Output everything in the data from the line containing "page-number: 24 [770,24,813,64]" down to the line containing "entry-line: Антонова жена" as a numbered list. Include both of those lines and leave out any blank lines.

[start of Supplied entries]

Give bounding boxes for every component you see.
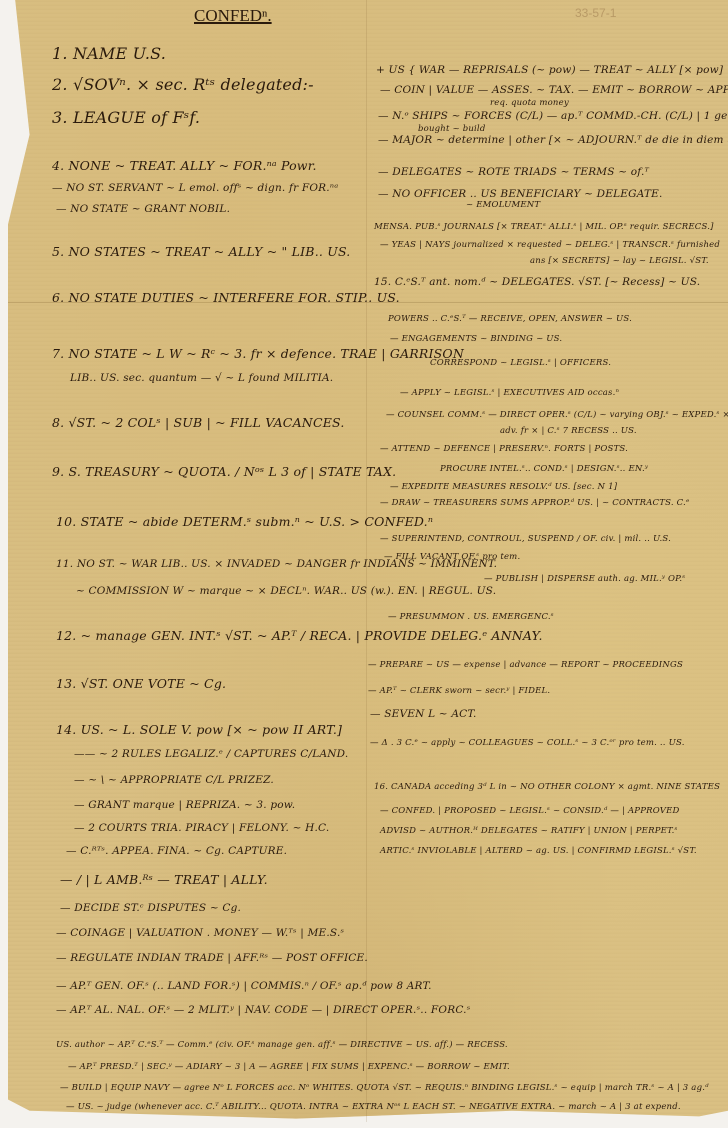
manuscript-line: req. quota money xyxy=(490,98,569,108)
manuscript-line: ADVISD ~ AUTHOR.ᴻ DELEGATES ~ RATIFY | U… xyxy=(380,826,678,836)
manuscript-line: — APPLY ~ LEGISL.ˢ | EXECUTIVES AID occa… xyxy=(400,388,619,398)
manuscript-line: — EXPEDITE MEASURES RESOLV.ᵈ US. [sec. N… xyxy=(390,482,617,492)
manuscript-line: 5. NO STATES ~ TREAT ~ ALLY ~ " LIB.. US… xyxy=(52,244,350,259)
manuscript-line: — AP.ᵀ GEN. OF.ˢ (.. LAND FOR.ˢ) | COMMI… xyxy=(56,980,432,992)
manuscript-line: — 2 COURTS TRIA. PIRACY | FELONY. ~ H.C. xyxy=(74,822,329,834)
manuscript-line: PROCURE INTEL.ˢ.. COND.ˢ | DESIGN.ˢ.. EN… xyxy=(440,464,648,474)
manuscript-line: 2. √SOVⁿ. × sec. Rᵗˢ delegated:- xyxy=(52,75,314,94)
manuscript-line: — DRAW ~ TREASURERS SUMS APPROP.ᵈ US. | … xyxy=(380,498,689,508)
manuscript-line: MENSA. PUB.ˢ JOURNALS [× TREAT.ˢ ALLI.ˢ … xyxy=(374,222,714,232)
manuscript-line: 15. C.ᵉS.ᵀ ant. nom.ᵈ ~ DELEGATES. √ST. … xyxy=(374,276,700,288)
manuscript-line: 10. STATE ~ abide DETERM.ˢ subm.ⁿ ~ U.S.… xyxy=(56,514,433,529)
manuscript-line: — COINAGE | VALUATION . MONEY — W.ᵀˢ | M… xyxy=(56,927,344,939)
manuscript-line: — N.ᵒ SHIPS ~ FORCES (C/L) — ap.ᵀ COMMD.… xyxy=(378,110,728,122)
manuscript-line: — PRESUMMON . US. EMERGENC.ˢ xyxy=(388,612,554,622)
manuscript-line: — DELEGATES ~ ROTE TRIADS ~ TERMS ~ of.ᵀ xyxy=(378,166,649,178)
manuscript-line: 9. S. TREASURY ~ QUOTA. / Nᵒˢ L 3 of | S… xyxy=(52,464,396,479)
manuscript-line: adv. fr × | C.ˢ 7 RECESS .. US. xyxy=(500,426,637,436)
manuscript-line: — REGULATE INDIAN TRADE | AFF.ᴿˢ — POST … xyxy=(56,952,368,964)
manuscript-line: — AP.ᵀ PRESD.ᵀ | SEC.ʸ — ADIARY ~ 3 | A … xyxy=(68,1062,510,1072)
manuscript-line: — CONFED. | PROPOSED ~ LEGISL.ˢ ~ CONSID… xyxy=(380,806,680,816)
manuscript-line: — SEVEN L ~ ACT. xyxy=(370,708,477,720)
manuscript-line: ans [× SECRETS] ~ lay ~ LEGISL. √ST. xyxy=(530,256,709,266)
manuscript-line: — NO OFFICER .. US BENEFICIARY ~ DELEGAT… xyxy=(378,188,663,200)
manuscript-line: ARTIC.ˢ INVIOLABLE | ALTERD ~ ag. US. | … xyxy=(380,846,697,856)
manuscript-line: — ENGAGEMENTS ~ BINDING ~ US. xyxy=(390,334,562,344)
manuscript-line: — DECIDE ST.ᶜ DISPUTES ~ Cg. xyxy=(60,902,241,914)
manuscript-line: —— ~ 2 RULES LEGALIZ.ᵉ / CAPTURES C/LAND… xyxy=(74,748,348,760)
manuscript-line: — YEAS | NAYS journalized × requested ~ … xyxy=(380,240,720,250)
manuscript-line: — COIN | VALUE — ASSES. ~ TAX. — EMIT ~ … xyxy=(380,84,728,96)
manuscript-line: — ATTEND ~ DEFENCE | PRESERV.ⁿ. FORTS | … xyxy=(380,444,628,454)
manuscript-line: 8. √ST. ~ 2 COLˢ | SUB | ~ FILL VACANCES… xyxy=(52,415,345,430)
archive-number: 33-57-1 xyxy=(575,6,616,20)
manuscript-line: — PUBLISH | DISPERSE auth. ag. MIL.ʸ OP.… xyxy=(484,574,685,584)
manuscript-line: — SUPERINTEND, CONTROUL, SUSPEND / OF. c… xyxy=(380,534,671,544)
manuscript-line: POWERS .. C.ᵉS.ᵀ — RECEIVE, OPEN, ANSWER… xyxy=(388,314,632,324)
manuscript-line: — AP.ᵀ AL. NAL. OF.ˢ — 2 MLIT.ʸ | NAV. C… xyxy=(56,1004,470,1016)
manuscript-line: 7. NO STATE ~ L W ~ Rᶜ ~ 3. fr × defence… xyxy=(52,346,464,361)
manuscript-line: bought ~ build xyxy=(418,124,485,134)
manuscript-line: 14. US. ~ L. SOLE V. pow [× ~ pow II ART… xyxy=(56,722,342,737)
manuscript-line: — MAJOR ~ determine | other [× ~ ADJOURN… xyxy=(378,134,728,146)
manuscript-line: — ~ \ ~ APPROPRIATE C/L PRIZEZ. xyxy=(74,774,274,786)
manuscript-line: 1. NAME U.S. xyxy=(52,44,166,63)
manuscript-line: — COUNSEL COMM.ˢ — DIRECT OPER.ˢ (C/L) ~… xyxy=(386,410,728,420)
manuscript-line: 4. NONE ~ TREAT. ALLY ~ FOR.ⁿᵃ Powr. xyxy=(52,158,317,173)
manuscript-line: — BUILD | EQUIP NAVY — agree Nᵒ L FORCES… xyxy=(60,1083,709,1093)
manuscript-line: CORRESPOND ~ LEGISL.ˢ | OFFICERS. xyxy=(430,358,611,368)
manuscript-line: — AP.ᵀ ~ CLERK sworn ~ secr.ʸ | FIDEL. xyxy=(368,686,550,696)
manuscript-line: — NO STATE ~ GRANT NOBIL. xyxy=(56,203,230,215)
manuscript-line: + US { WAR — REPRISALS (~ pow) — TREAT ~… xyxy=(376,64,723,76)
manuscript-line: — NO ST. SERVANT ~ L emol. offˢ ~ dign. … xyxy=(52,182,338,194)
manuscript-line: ~ COMMISSION W ~ marque ~ × DECLⁿ. WAR..… xyxy=(76,585,496,597)
manuscript-line: 6. NO STATE DUTIES ~ INTERFERE FOR. STIP… xyxy=(52,290,400,305)
manuscript-line: — US. ~ judge (whenever acc. C.ᵀ ABILITY… xyxy=(66,1102,681,1112)
manuscript-line: 3. LEAGUE of Fˢf. xyxy=(52,108,200,127)
manuscript-line: LIB.. US. sec. quantum — √ ~ L found MIL… xyxy=(70,372,333,384)
manuscript-line: — PREPARE ~ US — expense | advance — REP… xyxy=(368,660,683,670)
manuscript-line: 13. √ST. ONE VOTE ~ Cg. xyxy=(56,676,226,691)
manuscript-line: 16. CANADA acceding 3ᵈ L in ~ NO OTHER C… xyxy=(374,782,720,792)
manuscript-line: ~ EMOLUMENT xyxy=(466,200,540,210)
manuscript-line: — GRANT marque | REPRIZA. ~ 3. pow. xyxy=(74,799,295,811)
manuscript-line: US. author ~ AP.ᵀ C.ᵉS.ᵀ — Comm.ᵉ (civ. … xyxy=(56,1040,508,1050)
manuscript-line: — Δ . 3 C.ᵉ ~ apply ~ COLLEAGUES ~ COLL.… xyxy=(370,738,685,748)
manuscript-line: — / | L AMB.ᴿˢ — TREAT | ALLY. xyxy=(60,872,268,887)
document-title: CONFEDⁿ. xyxy=(194,6,272,26)
manuscript-line: — FILL VACANT OF.ˢ pro tem. xyxy=(384,552,520,562)
manuscript-line: 12. ~ manage GEN. INT.ˢ √ST. ~ AP.ᵀ / RE… xyxy=(56,628,543,643)
manuscript-line: — C.ᴿᵀˢ. APPEA. FINA. ~ Cg. CAPTURE. xyxy=(66,845,287,857)
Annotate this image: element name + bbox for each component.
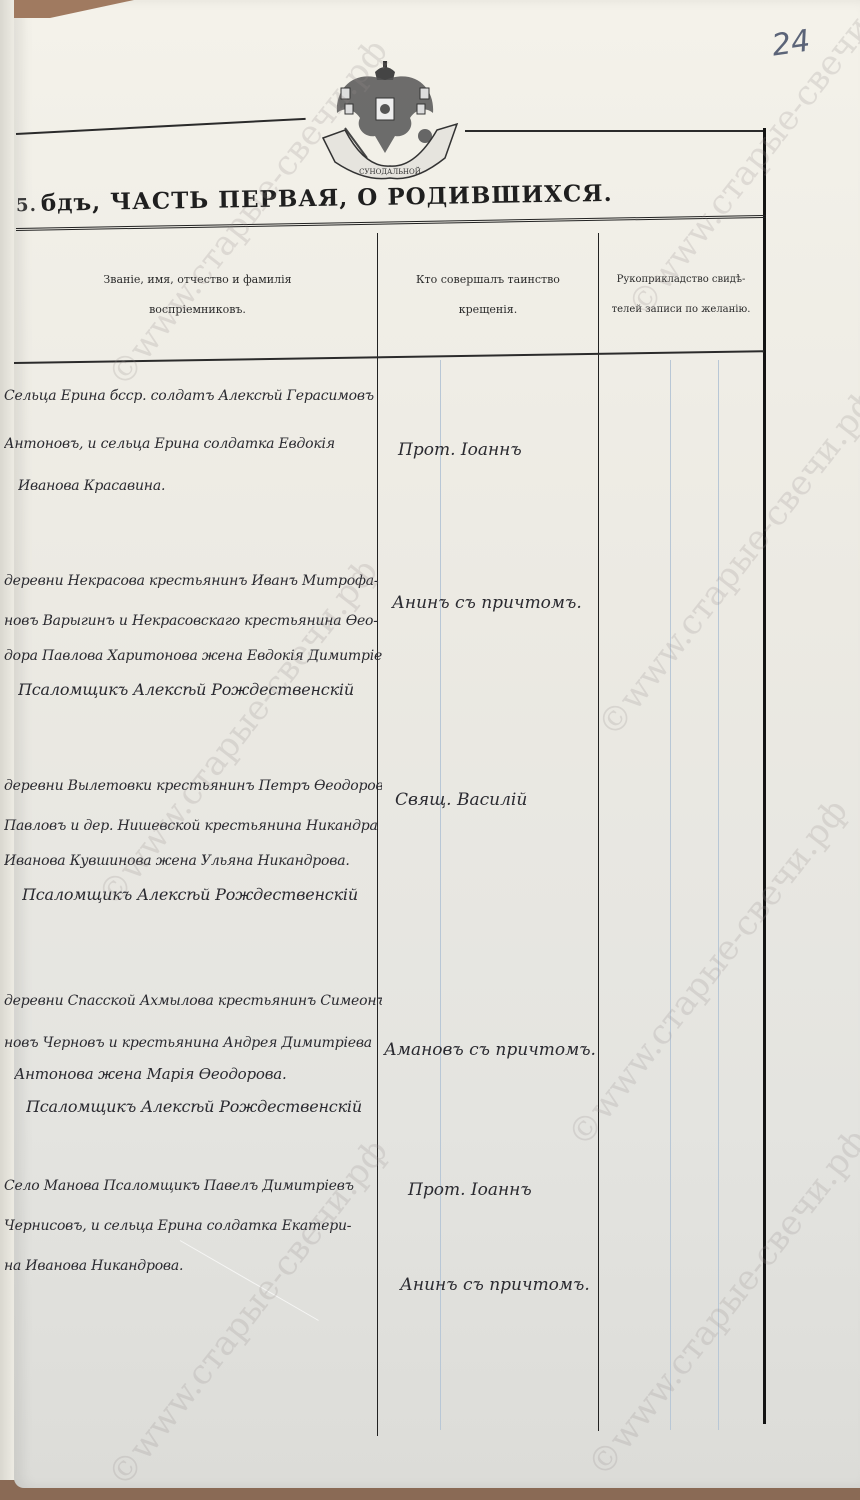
page-number: 24 [770,24,813,64]
entry-line: на Иванова Никандрова. [4,1250,382,1283]
baptizer-name: Прот. Іоаннъ [408,1180,532,1200]
page-frame-right [763,128,766,1424]
guide-line [440,360,441,1430]
entry-line: новъ Варыгинъ и Некрасовскаго крестьянин… [4,605,382,638]
baptizer-name: Анинъ съ причтомъ. [392,593,582,613]
entry-line: Псаломщикъ Алексѣй Рождественскій [22,878,400,911]
entry-line: деревни Некрасова крестьянинъ Иванъ Митр… [4,565,382,598]
entry-line: Псаломщикъ Алексѣй Рождественскій [26,1090,404,1123]
entry-line: Сельца Ерина бсср. солдатъ Алексѣй Герас… [4,380,382,413]
entry-line: Антонова жена Марія Ѳеодорова. [14,1058,392,1091]
entry-line: Село Манова Псаломщикъ Павелъ Димитріевъ [4,1170,382,1203]
column-header-witnesses: Рукоприкладство свидѣ- телей записи по ж… [600,265,762,325]
guide-line [718,360,719,1430]
baptizer-name: Анинъ съ причтомъ. [400,1275,590,1295]
column-divider [598,233,599,1431]
column-header-godparents: Званіе, имя, отчество и фамилія воспріем… [20,265,375,325]
entry-line: Иванова Красавина. [18,470,396,503]
entry-line: Павловъ и дер. Нишевской крестьянина Ник… [4,810,382,843]
guide-line [670,360,671,1430]
baptizer-name: Прот. Іоаннъ [398,440,522,460]
title-fragment: 5. [16,195,37,216]
entry-line: Иванова Кувшинова жена Ульяна Никандрова… [4,845,382,878]
entry-line: Псаломщикъ Алексѣй Рождественскій [18,673,396,706]
torn-corner [14,0,134,18]
baptizer-name: Свящ. Василій [395,790,527,810]
entry-line: Чернисовъ, и сельца Ерина солдатка Екате… [4,1210,382,1243]
column-header-baptizer: Кто совершалъ таинство крещенія. [380,265,596,325]
coat-of-arms-icon: СУНОДАЛЬНОЙ [315,58,465,183]
baptizer-name: Амановъ съ причтомъ. [384,1040,596,1060]
svg-text:СУНОДАЛЬНОЙ: СУНОДАЛЬНОЙ [359,167,421,176]
entry-line: деревни Спасской Ахмылова крестьянинъ Си… [4,985,382,1018]
entry-line: деревни Вылетовки крестьянинъ Петръ Ѳеод… [4,770,382,803]
top-border-rule [465,130,765,132]
entry-line: новъ Черновъ и крестьянина Андрея Димитр… [4,1027,382,1060]
entry-line: Антоновъ, и сельца Ерина солдатка Евдокі… [4,428,382,461]
entry-line: дора Павлова Харитонова жена Евдокія Дим… [4,640,382,673]
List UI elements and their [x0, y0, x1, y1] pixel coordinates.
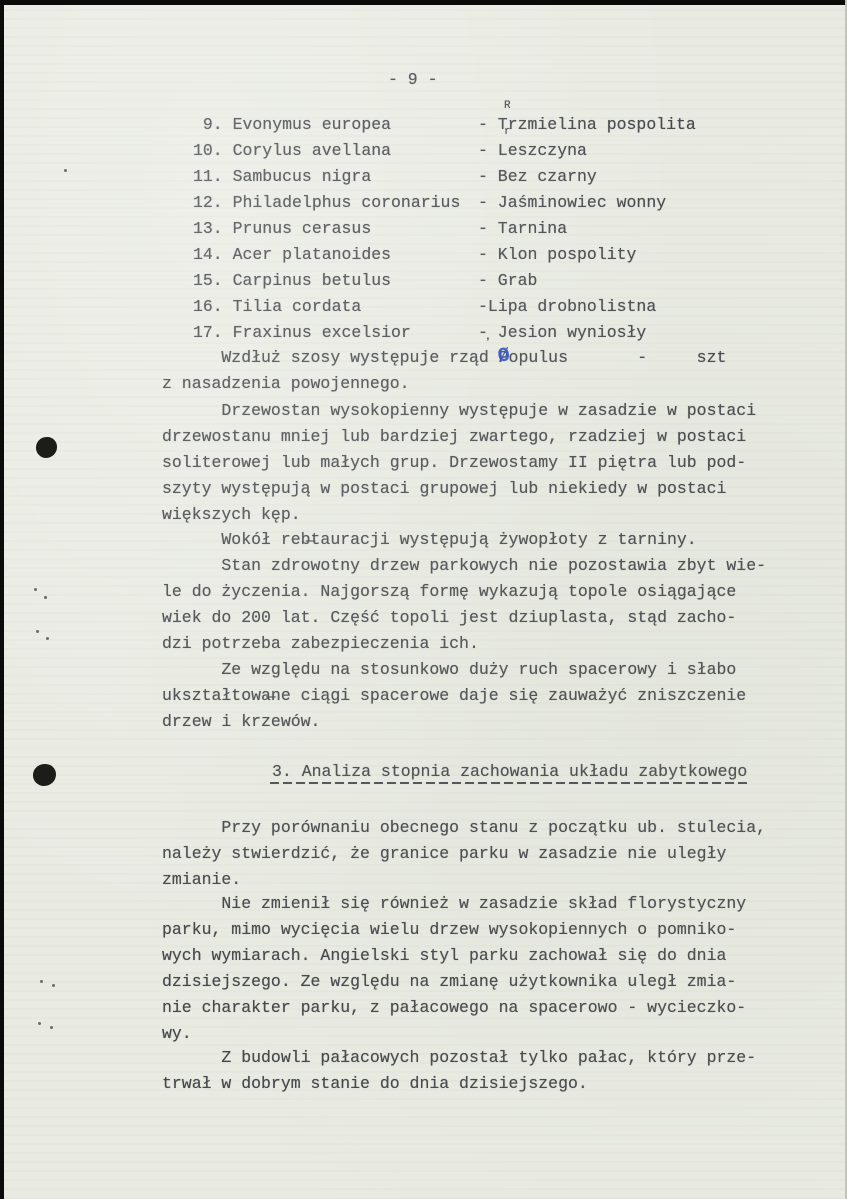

[end of Supplied entries]

> Worked answer:
1. page-number: 24 [770,24,813,64]
2. entry-line: на Иванова Никандрова. [4,1250,382,1283]
3. baptizer-name: Прот. Іоаннъ [408,1180,532,1200]
4. page-frame-right [763,128,766,1424]
5. guide-line [440,360,441,1430]
6. entry-line: новъ Варыгинъ и Некрасовскаго крестьянин… [4,605,382,638]
7. baptizer-name: Анинъ съ причтомъ. [392,593,582,613]
8. entry-line: Псаломщикъ Алексѣй Рождественскій [22,878,400,911]
9. entry-line: деревни Некрасова крестьянинъ Иванъ Митр… [4,565,382,598]
10. entry-line: Псаломщикъ Алексѣй Рождественскій [26,1090,404,1123]
11. entry-line: Сельца Ерина бсср. солдатъ Алексѣй Герас… [4,380,382,413]
12. entry-line: Антонова жена Марія Ѳеодорова. [14,1058,392,1091]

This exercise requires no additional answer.